* _THE TASK_:
Below are records to repeat exactly. Omit the pictures from the copy.

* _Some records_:
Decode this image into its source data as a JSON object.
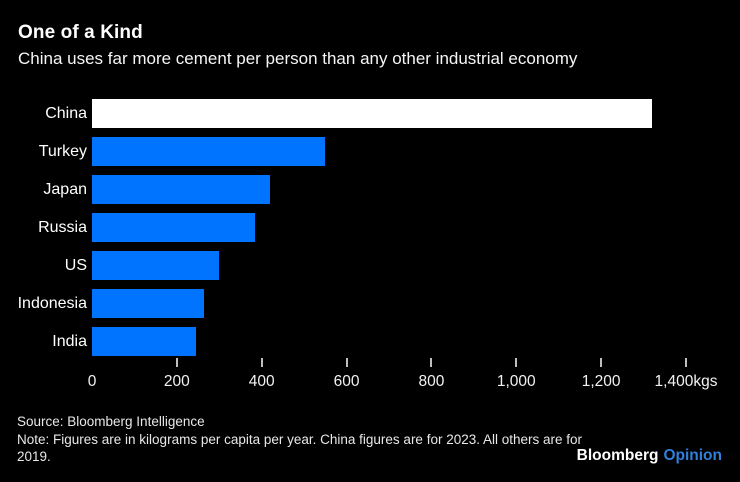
{
  "header": {
    "title": "One of a Kind",
    "subtitle": "China uses far more cement per person than any other industrial economy"
  },
  "chart_data": {
    "type": "bar",
    "orientation": "horizontal",
    "title": "One of a Kind",
    "subtitle": "China uses far more cement per person than any other industrial economy",
    "categories": [
      "China",
      "Turkey",
      "Japan",
      "Russia",
      "US",
      "Indonesia",
      "India"
    ],
    "values": [
      1320,
      550,
      420,
      385,
      300,
      265,
      245
    ],
    "unit": "kilograms per capita per year",
    "xlim": [
      0,
      1400
    ],
    "x_ticks": [
      0,
      200,
      400,
      600,
      800,
      1000,
      1200,
      1400
    ],
    "x_tick_labels": [
      "0",
      "200",
      "400",
      "600",
      "800",
      "1,000",
      "1,200",
      "1,400kgs"
    ],
    "highlight_category": "China",
    "grid": false,
    "legend": false,
    "colors": {
      "background": "#000000",
      "bar": "#0073ff",
      "highlight_bar": "#ffffff",
      "text": "#ffffff",
      "tick": "#bfbfbf"
    }
  },
  "footer": {
    "source": "Source: Bloomberg Intelligence",
    "note": "Note: Figures are in kilograms per capita per year. China figures are for 2023. All others are for 2019.",
    "logo": {
      "brand": "Bloomberg",
      "product": "Opinion",
      "product_color": "#2f7fdb"
    }
  }
}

* _RESPONSE TO THIS EXERCISE_:
Decode this image into its source data as a JSON object.
{
  "header": {
    "title": "One of a Kind",
    "subtitle": "China uses far more cement per person than any other industrial economy"
  },
  "chart_data": {
    "type": "bar",
    "orientation": "horizontal",
    "title": "One of a Kind",
    "subtitle": "China uses far more cement per person than any other industrial economy",
    "categories": [
      "China",
      "Turkey",
      "Japan",
      "Russia",
      "US",
      "Indonesia",
      "India"
    ],
    "values": [
      1320,
      550,
      420,
      385,
      300,
      265,
      245
    ],
    "unit": "kilograms per capita per year",
    "xlim": [
      0,
      1400
    ],
    "x_ticks": [
      0,
      200,
      400,
      600,
      800,
      1000,
      1200,
      1400
    ],
    "x_tick_labels": [
      "0",
      "200",
      "400",
      "600",
      "800",
      "1,000",
      "1,200",
      "1,400kgs"
    ],
    "highlight_category": "China",
    "grid": false,
    "legend": false,
    "colors": {
      "background": "#000000",
      "bar": "#0073ff",
      "highlight_bar": "#ffffff",
      "text": "#ffffff",
      "tick": "#bfbfbf"
    }
  },
  "footer": {
    "source": "Source: Bloomberg Intelligence",
    "note": "Note: Figures are in kilograms per capita per year. China figures are for 2023. All others are for 2019.",
    "logo": {
      "brand": "Bloomberg",
      "product": "Opinion",
      "product_color": "#2f7fdb"
    }
  }
}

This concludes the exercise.